[Goal]: Every line that holds the string "Ruajtja" is to be identified and copied.

□ □ □ □

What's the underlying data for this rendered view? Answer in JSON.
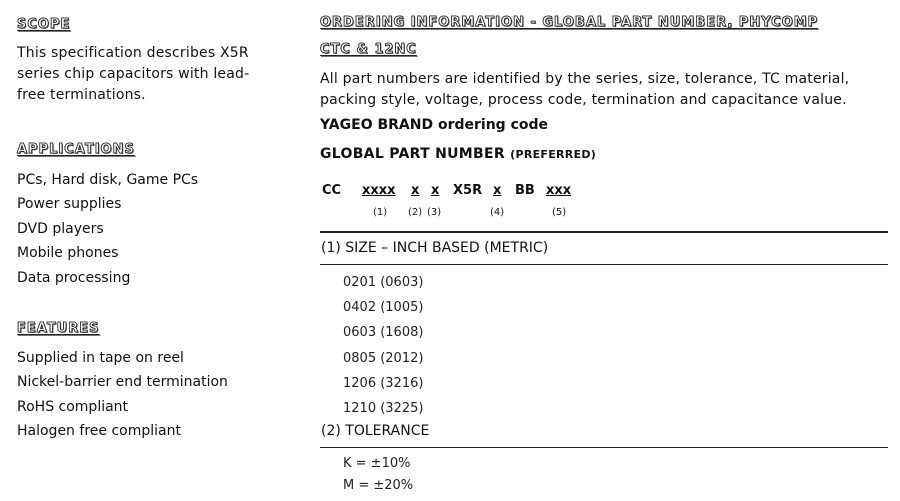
{
  "scope": {
    "heading": "Scope",
    "text_lines": [
      "This specification describes X5R",
      "series chip capacitors with lead-",
      "free terminations."
    ]
  },
  "applications": {
    "heading": "Applications",
    "items": [
      "PCs, Hard disk, Game PCs",
      "Power supplies",
      "DVD players",
      "Mobile phones",
      "Data processing"
    ]
  },
  "features": {
    "heading": "Features",
    "items": [
      "Supplied in tape on reel",
      "Nickel-barrier end termination",
      "RoHS compliant",
      "Halogen free compliant"
    ]
  },
  "ordering": {
    "heading_line1": "Ordering information - Global part number, Phycomp",
    "heading_line2": "CTC & 12NC",
    "intro_lines": [
      "All part numbers are identified by the series, size, tolerance, TC material,",
      "packing style, voltage, process code, termination and capacitance value."
    ],
    "brand": "YAGEO BRAND ordering code",
    "gpn": "GLOBAL PART NUMBER",
    "gpn_note": "(PREFERRED)",
    "code": [
      "CC",
      "xxxx",
      "x",
      "x",
      "X5R",
      "x",
      "BB",
      "xxx"
    ],
    "code_index": [
      "(1)",
      "(2)",
      "(3)",
      "(4)",
      "(5)"
    ],
    "size": {
      "heading": "(1) SIZE – INCH BASED (METRIC)",
      "items": [
        "0201 (0603)",
        "0402 (1005)",
        "0603 (1608)",
        "0805 (2012)",
        "1206 (3216)",
        "1210 (3225)"
      ]
    },
    "tolerance": {
      "heading": "(2) TOLERANCE",
      "items": [
        "K = ±10%",
        "M = ±20%"
      ]
    }
  }
}
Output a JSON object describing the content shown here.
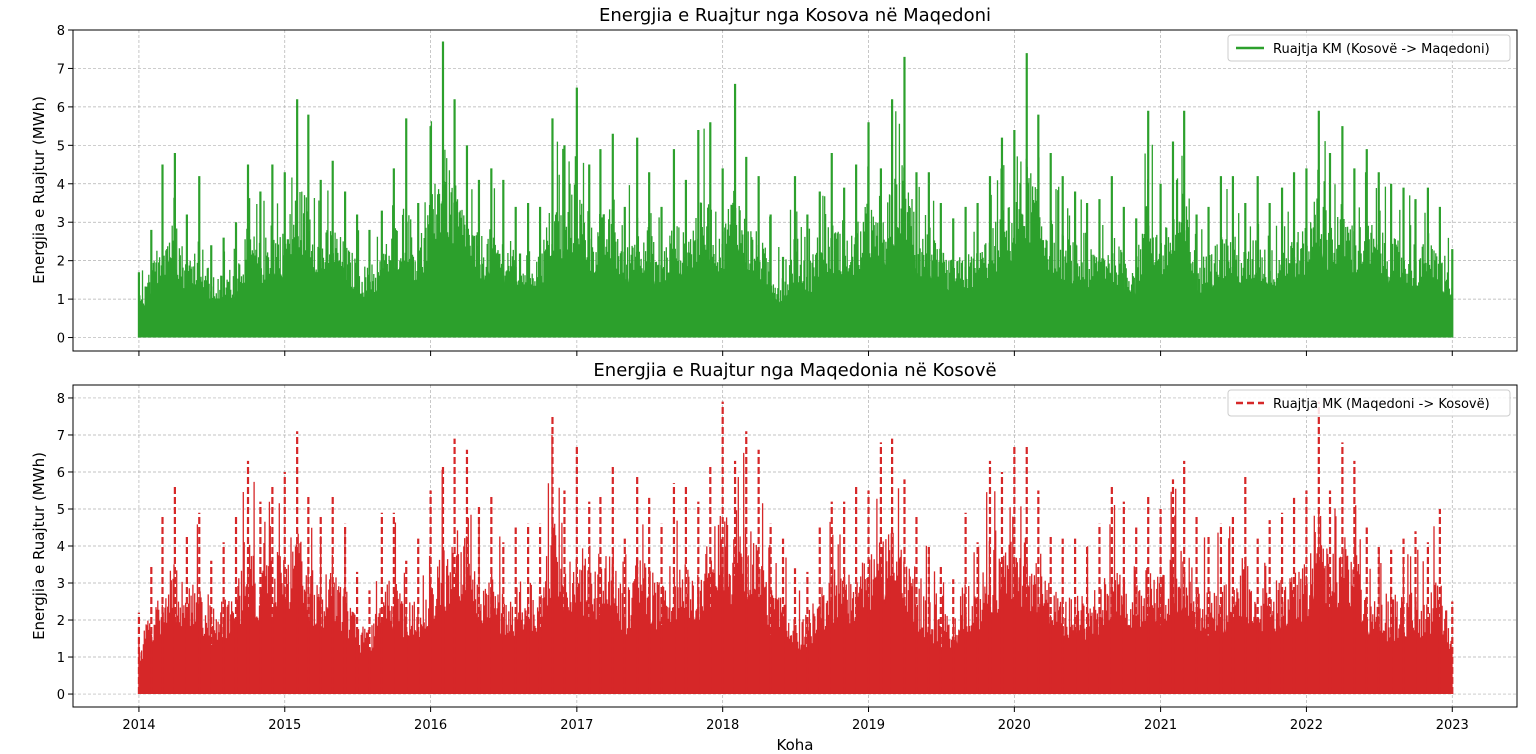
{
  "figure": {
    "xlabel": "Koha"
  },
  "chart_data": [
    {
      "type": "line",
      "title": "Energjia e Ruajtur nga Kosova në Maqedoni",
      "xlabel": "",
      "ylabel": "Energjia e Ruajtur (MWh)",
      "xlim": [
        "2013-07-20",
        "2023-06-12"
      ],
      "ylim": [
        -0.35,
        8.0
      ],
      "yticks": [
        0,
        1,
        2,
        3,
        4,
        5,
        6,
        7,
        8
      ],
      "grid": true,
      "legend": "top-right",
      "series": [
        {
          "name": "Ruajtja KM (Kosovë -> Maqedoni)",
          "color": "#2ca02c",
          "line_style": "solid",
          "points": [
            [
              "2014-01-01",
              1.7
            ],
            [
              "2014-02-01",
              2.8
            ],
            [
              "2014-03-01",
              4.5
            ],
            [
              "2014-04-01",
              4.8
            ],
            [
              "2014-05-01",
              3.2
            ],
            [
              "2014-06-01",
              4.2
            ],
            [
              "2014-07-01",
              2.4
            ],
            [
              "2014-08-01",
              2.6
            ],
            [
              "2014-09-01",
              3.0
            ],
            [
              "2014-10-01",
              4.5
            ],
            [
              "2014-11-01",
              3.8
            ],
            [
              "2014-12-01",
              4.5
            ],
            [
              "2015-01-01",
              4.3
            ],
            [
              "2015-02-01",
              6.2
            ],
            [
              "2015-03-01",
              5.8
            ],
            [
              "2015-04-01",
              4.1
            ],
            [
              "2015-05-01",
              4.6
            ],
            [
              "2015-06-01",
              3.8
            ],
            [
              "2015-07-01",
              3.2
            ],
            [
              "2015-08-01",
              2.8
            ],
            [
              "2015-09-01",
              3.3
            ],
            [
              "2015-10-01",
              4.4
            ],
            [
              "2015-11-01",
              5.7
            ],
            [
              "2015-12-01",
              3.5
            ],
            [
              "2016-01-01",
              5.5
            ],
            [
              "2016-02-01",
              7.7
            ],
            [
              "2016-03-01",
              6.2
            ],
            [
              "2016-04-01",
              5.0
            ],
            [
              "2016-05-01",
              4.1
            ],
            [
              "2016-06-01",
              4.4
            ],
            [
              "2016-07-01",
              4.1
            ],
            [
              "2016-08-01",
              3.4
            ],
            [
              "2016-09-01",
              3.5
            ],
            [
              "2016-10-01",
              3.4
            ],
            [
              "2016-11-01",
              5.7
            ],
            [
              "2016-12-01",
              5.0
            ],
            [
              "2017-01-01",
              6.5
            ],
            [
              "2017-02-01",
              4.5
            ],
            [
              "2017-03-01",
              4.9
            ],
            [
              "2017-04-01",
              5.3
            ],
            [
              "2017-05-01",
              3.4
            ],
            [
              "2017-06-01",
              5.2
            ],
            [
              "2017-07-01",
              4.3
            ],
            [
              "2017-08-01",
              3.4
            ],
            [
              "2017-09-01",
              4.9
            ],
            [
              "2017-10-01",
              4.1
            ],
            [
              "2017-11-01",
              5.4
            ],
            [
              "2017-12-01",
              5.6
            ],
            [
              "2018-01-01",
              4.4
            ],
            [
              "2018-02-01",
              6.6
            ],
            [
              "2018-03-01",
              4.7
            ],
            [
              "2018-04-01",
              4.2
            ],
            [
              "2018-05-01",
              3.2
            ],
            [
              "2018-06-01",
              2.1
            ],
            [
              "2018-07-01",
              4.2
            ],
            [
              "2018-08-01",
              3.2
            ],
            [
              "2018-09-01",
              3.8
            ],
            [
              "2018-10-01",
              4.8
            ],
            [
              "2018-11-01",
              3.9
            ],
            [
              "2018-12-01",
              4.5
            ],
            [
              "2019-01-01",
              5.6
            ],
            [
              "2019-02-01",
              4.4
            ],
            [
              "2019-03-01",
              6.2
            ],
            [
              "2019-04-01",
              7.3
            ],
            [
              "2019-05-01",
              4.3
            ],
            [
              "2019-06-01",
              4.3
            ],
            [
              "2019-07-01",
              3.5
            ],
            [
              "2019-08-01",
              3.1
            ],
            [
              "2019-09-01",
              3.4
            ],
            [
              "2019-10-01",
              3.5
            ],
            [
              "2019-11-01",
              4.2
            ],
            [
              "2019-12-01",
              5.2
            ],
            [
              "2020-01-01",
              5.4
            ],
            [
              "2020-02-01",
              7.4
            ],
            [
              "2020-03-01",
              5.8
            ],
            [
              "2020-04-01",
              4.8
            ],
            [
              "2020-05-01",
              4.2
            ],
            [
              "2020-06-01",
              3.8
            ],
            [
              "2020-07-01",
              3.5
            ],
            [
              "2020-08-01",
              3.6
            ],
            [
              "2020-09-01",
              4.2
            ],
            [
              "2020-10-01",
              3.4
            ],
            [
              "2020-11-01",
              3.1
            ],
            [
              "2020-12-01",
              5.9
            ],
            [
              "2021-01-01",
              4.0
            ],
            [
              "2021-02-01",
              5.1
            ],
            [
              "2021-03-01",
              5.9
            ],
            [
              "2021-04-01",
              3.2
            ],
            [
              "2021-05-01",
              3.4
            ],
            [
              "2021-06-01",
              4.2
            ],
            [
              "2021-07-01",
              4.2
            ],
            [
              "2021-08-01",
              3.5
            ],
            [
              "2021-09-01",
              4.2
            ],
            [
              "2021-10-01",
              3.5
            ],
            [
              "2021-11-01",
              3.9
            ],
            [
              "2021-12-01",
              4.3
            ],
            [
              "2022-01-01",
              4.4
            ],
            [
              "2022-02-01",
              5.9
            ],
            [
              "2022-03-01",
              4.8
            ],
            [
              "2022-04-01",
              5.5
            ],
            [
              "2022-05-01",
              4.4
            ],
            [
              "2022-06-01",
              4.9
            ],
            [
              "2022-07-01",
              4.3
            ],
            [
              "2022-08-01",
              4.0
            ],
            [
              "2022-09-01",
              3.9
            ],
            [
              "2022-10-01",
              3.6
            ],
            [
              "2022-11-01",
              3.9
            ],
            [
              "2022-12-01",
              3.4
            ],
            [
              "2023-01-01",
              2.3
            ]
          ]
        }
      ]
    },
    {
      "type": "line",
      "title": "Energjia e Ruajtur nga Maqedonia në Kosovë",
      "xlabel": "Koha",
      "ylabel": "Energjia e Ruajtur (MWh)",
      "xlim": [
        "2013-07-20",
        "2023-06-12"
      ],
      "ylim": [
        -0.35,
        8.35
      ],
      "yticks": [
        0,
        1,
        2,
        3,
        4,
        5,
        6,
        7,
        8
      ],
      "xticks": [
        "2014",
        "2015",
        "2016",
        "2017",
        "2018",
        "2019",
        "2020",
        "2021",
        "2022",
        "2023"
      ],
      "grid": true,
      "legend": "top-right",
      "series": [
        {
          "name": "Ruajtja MK (Maqedoni -> Kosovë)",
          "color": "#d62728",
          "line_style": "dashed",
          "points": [
            [
              "2014-01-01",
              2.2
            ],
            [
              "2014-02-01",
              3.5
            ],
            [
              "2014-03-01",
              4.8
            ],
            [
              "2014-04-01",
              5.6
            ],
            [
              "2014-05-01",
              4.3
            ],
            [
              "2014-06-01",
              4.9
            ],
            [
              "2014-07-01",
              3.6
            ],
            [
              "2014-08-01",
              4.1
            ],
            [
              "2014-09-01",
              4.8
            ],
            [
              "2014-10-01",
              6.3
            ],
            [
              "2014-11-01",
              5.2
            ],
            [
              "2014-12-01",
              5.6
            ],
            [
              "2015-01-01",
              6.0
            ],
            [
              "2015-02-01",
              7.1
            ],
            [
              "2015-03-01",
              5.4
            ],
            [
              "2015-04-01",
              4.8
            ],
            [
              "2015-05-01",
              5.4
            ],
            [
              "2015-06-01",
              4.6
            ],
            [
              "2015-07-01",
              3.3
            ],
            [
              "2015-08-01",
              2.8
            ],
            [
              "2015-09-01",
              4.9
            ],
            [
              "2015-10-01",
              4.9
            ],
            [
              "2015-11-01",
              3.6
            ],
            [
              "2015-12-01",
              4.2
            ],
            [
              "2016-01-01",
              5.5
            ],
            [
              "2016-02-01",
              6.2
            ],
            [
              "2016-03-01",
              6.9
            ],
            [
              "2016-04-01",
              6.6
            ],
            [
              "2016-05-01",
              5.1
            ],
            [
              "2016-06-01",
              5.4
            ],
            [
              "2016-07-01",
              4.1
            ],
            [
              "2016-08-01",
              4.5
            ],
            [
              "2016-09-01",
              4.6
            ],
            [
              "2016-10-01",
              4.6
            ],
            [
              "2016-11-01",
              7.5
            ],
            [
              "2016-12-01",
              5.5
            ],
            [
              "2017-01-01",
              6.7
            ],
            [
              "2017-02-01",
              5.2
            ],
            [
              "2017-03-01",
              5.4
            ],
            [
              "2017-04-01",
              6.2
            ],
            [
              "2017-05-01",
              4.2
            ],
            [
              "2017-06-01",
              5.9
            ],
            [
              "2017-07-01",
              5.3
            ],
            [
              "2017-08-01",
              4.6
            ],
            [
              "2017-09-01",
              5.7
            ],
            [
              "2017-10-01",
              5.6
            ],
            [
              "2017-11-01",
              5.2
            ],
            [
              "2017-12-01",
              6.2
            ],
            [
              "2018-01-01",
              7.9
            ],
            [
              "2018-02-01",
              6.3
            ],
            [
              "2018-03-01",
              7.1
            ],
            [
              "2018-04-01",
              6.6
            ],
            [
              "2018-05-01",
              4.6
            ],
            [
              "2018-06-01",
              4.2
            ],
            [
              "2018-07-01",
              3.4
            ],
            [
              "2018-08-01",
              3.3
            ],
            [
              "2018-09-01",
              4.5
            ],
            [
              "2018-10-01",
              5.2
            ],
            [
              "2018-11-01",
              5.2
            ],
            [
              "2018-12-01",
              5.6
            ],
            [
              "2019-01-01",
              5.5
            ],
            [
              "2019-02-01",
              6.8
            ],
            [
              "2019-03-01",
              6.9
            ],
            [
              "2019-04-01",
              5.8
            ],
            [
              "2019-05-01",
              4.8
            ],
            [
              "2019-06-01",
              4.0
            ],
            [
              "2019-07-01",
              3.5
            ],
            [
              "2019-08-01",
              3.1
            ],
            [
              "2019-09-01",
              4.9
            ],
            [
              "2019-10-01",
              4.1
            ],
            [
              "2019-11-01",
              6.3
            ],
            [
              "2019-12-01",
              6.0
            ],
            [
              "2020-01-01",
              6.7
            ],
            [
              "2020-02-01",
              6.7
            ],
            [
              "2020-03-01",
              5.5
            ],
            [
              "2020-04-01",
              4.3
            ],
            [
              "2020-05-01",
              4.2
            ],
            [
              "2020-06-01",
              4.2
            ],
            [
              "2020-07-01",
              4.0
            ],
            [
              "2020-08-01",
              4.6
            ],
            [
              "2020-09-01",
              5.6
            ],
            [
              "2020-10-01",
              5.2
            ],
            [
              "2020-11-01",
              4.5
            ],
            [
              "2020-12-01",
              5.4
            ],
            [
              "2021-01-01",
              5.0
            ],
            [
              "2021-02-01",
              5.8
            ],
            [
              "2021-03-01",
              6.3
            ],
            [
              "2021-04-01",
              4.8
            ],
            [
              "2021-05-01",
              4.3
            ],
            [
              "2021-06-01",
              4.6
            ],
            [
              "2021-07-01",
              4.8
            ],
            [
              "2021-08-01",
              5.9
            ],
            [
              "2021-09-01",
              4.2
            ],
            [
              "2021-10-01",
              4.7
            ],
            [
              "2021-11-01",
              4.9
            ],
            [
              "2021-12-01",
              5.3
            ],
            [
              "2022-01-01",
              5.5
            ],
            [
              "2022-02-01",
              7.9
            ],
            [
              "2022-03-01",
              5.5
            ],
            [
              "2022-04-01",
              6.8
            ],
            [
              "2022-05-01",
              6.3
            ],
            [
              "2022-06-01",
              4.5
            ],
            [
              "2022-07-01",
              4.0
            ],
            [
              "2022-08-01",
              3.9
            ],
            [
              "2022-09-01",
              4.2
            ],
            [
              "2022-10-01",
              4.4
            ],
            [
              "2022-11-01",
              4.1
            ],
            [
              "2022-12-01",
              5.0
            ],
            [
              "2023-01-01",
              2.5
            ]
          ]
        }
      ]
    }
  ]
}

□ □ □ □

[Problem solution]:
          "name": "Ruajtja KM (Kosovë -> Maqedoni)",
          "name": "Ruajtja MK (Maqedoni -> Kosovë)",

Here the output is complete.